■ EXCERPTED PASSAGE ■
Repackaging stale buns would appear to be a new low in China’s food packaging standards.
Some grocery stores have been accused of sending buns that have expired back to their makers, the Shanghai Shenglu Food Company, where they are thrown into a vat with water, flour, an illegal yellow food coloring and artificial sweeteners. The buns are then repackaged and resold as new, fresh buns.
Some action has been taken against the company’s director, perhaps because the scandal was just too public and shameful for the government to bear.
The director lost his production license and the government has since removed 32,000 buns from store shelves.
China’s food safety policy is for the most part non-existent and in dire need of reform. Regulations are difficult to enforce due to the vast size of the country. In 2009, the government did recognize food safety issues as a national problem, which is always the first step to any recovery process.
The violations, however, are blatant, and they continue unabated.

Diseased Ducks 

China continues to struggle with food safety scandals. Huaying Agricultural, a prominent Chinese poultry company doing business as the “World’s Duck King”, terminated four employees suspected of selling diseased ducks.  Media reports indicate consumers were supplied with ducks that died from a disease instead of being supplied with healthy ducks that were slaughtered.  According to Agence France-Presse, employees of Huaying, based in the central province of Henan, sold the ducks to businessman Cui Jinping who processed them on the “black market” for resale as meat.

Tainted Pork with Clenbuterol and Ractopamine

According to a report back in 2011 in China’s state news agency, Xinhua, three senior officials in central China have been suspended, and 22 have been arrested in the Henan province on charges of adding the drugs clenbuterol and ractopamine to pig feed to produce leaner meat. Some of those arrested were pig farmers in Henan province, China’s main pig producing area. Arrests were also made at a slaughterhouse in Nanjing city, where the tainted meat was being butchered. China’s top meat processor, Henan Shuanghui Investment Development Company, was singled out as one of the chief companies suspected of selling the contaminated pork.

■ EXERCISE INSTRUCTIONS ■
A. According to the passage on food safety in China, why are the country's food safety regulations difficult to enforce?
B. In the passage on food safety in China, in which province is Huaying Agricultural based?
C. In the passage on food safety in China, rename "reform" to "overhaul" in the part from "China’s food safety" up to and including "they continue unabated.".

■ Document structure recognition data ■
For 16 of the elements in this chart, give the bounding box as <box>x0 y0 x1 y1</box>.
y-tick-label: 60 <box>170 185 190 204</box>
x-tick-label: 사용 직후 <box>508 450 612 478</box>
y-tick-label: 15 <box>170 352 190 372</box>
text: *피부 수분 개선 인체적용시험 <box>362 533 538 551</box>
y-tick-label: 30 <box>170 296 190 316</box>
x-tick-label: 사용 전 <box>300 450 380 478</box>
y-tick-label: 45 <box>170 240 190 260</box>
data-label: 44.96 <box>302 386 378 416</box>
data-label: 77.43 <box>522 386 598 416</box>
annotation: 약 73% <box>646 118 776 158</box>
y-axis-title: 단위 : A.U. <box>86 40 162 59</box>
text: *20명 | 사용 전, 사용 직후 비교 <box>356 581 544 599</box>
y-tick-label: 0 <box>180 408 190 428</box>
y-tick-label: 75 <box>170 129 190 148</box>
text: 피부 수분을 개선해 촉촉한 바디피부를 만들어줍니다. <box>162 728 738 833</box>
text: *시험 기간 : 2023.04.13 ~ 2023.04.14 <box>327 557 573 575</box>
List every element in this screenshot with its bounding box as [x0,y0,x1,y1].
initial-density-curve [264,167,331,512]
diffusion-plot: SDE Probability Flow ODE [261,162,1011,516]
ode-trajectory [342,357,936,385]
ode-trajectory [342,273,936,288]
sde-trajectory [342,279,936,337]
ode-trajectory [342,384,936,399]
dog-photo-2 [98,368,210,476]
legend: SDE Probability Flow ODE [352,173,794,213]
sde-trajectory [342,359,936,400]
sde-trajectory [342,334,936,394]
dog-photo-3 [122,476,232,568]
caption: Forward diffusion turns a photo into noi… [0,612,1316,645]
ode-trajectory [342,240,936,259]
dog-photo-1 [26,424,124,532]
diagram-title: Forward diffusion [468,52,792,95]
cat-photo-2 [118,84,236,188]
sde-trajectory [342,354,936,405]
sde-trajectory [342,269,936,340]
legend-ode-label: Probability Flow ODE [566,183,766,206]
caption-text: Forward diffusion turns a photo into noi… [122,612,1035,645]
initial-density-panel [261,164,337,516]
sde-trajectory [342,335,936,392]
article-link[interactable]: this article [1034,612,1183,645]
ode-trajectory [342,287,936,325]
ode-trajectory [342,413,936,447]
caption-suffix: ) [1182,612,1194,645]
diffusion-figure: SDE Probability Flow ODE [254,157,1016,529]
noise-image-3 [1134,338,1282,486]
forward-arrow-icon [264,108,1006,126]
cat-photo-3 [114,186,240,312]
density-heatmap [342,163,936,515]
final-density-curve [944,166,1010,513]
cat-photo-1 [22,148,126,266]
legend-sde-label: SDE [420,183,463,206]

■ RESULTS ■
A. The regulations are difficult to enforce because of the vast size of the country.

B. Huaying Agricultural is based in the central province of Henan.

C.
China’s food safety policy is for the most part non-existent and in dire need of overhaul. Regulations are difficult to enforce due to the vast size of the country. In 2009, the government did recognize food safety issues as a national problem, which is always the first step to any recovery process.
The violations, however, are blatant, and they continue unabated.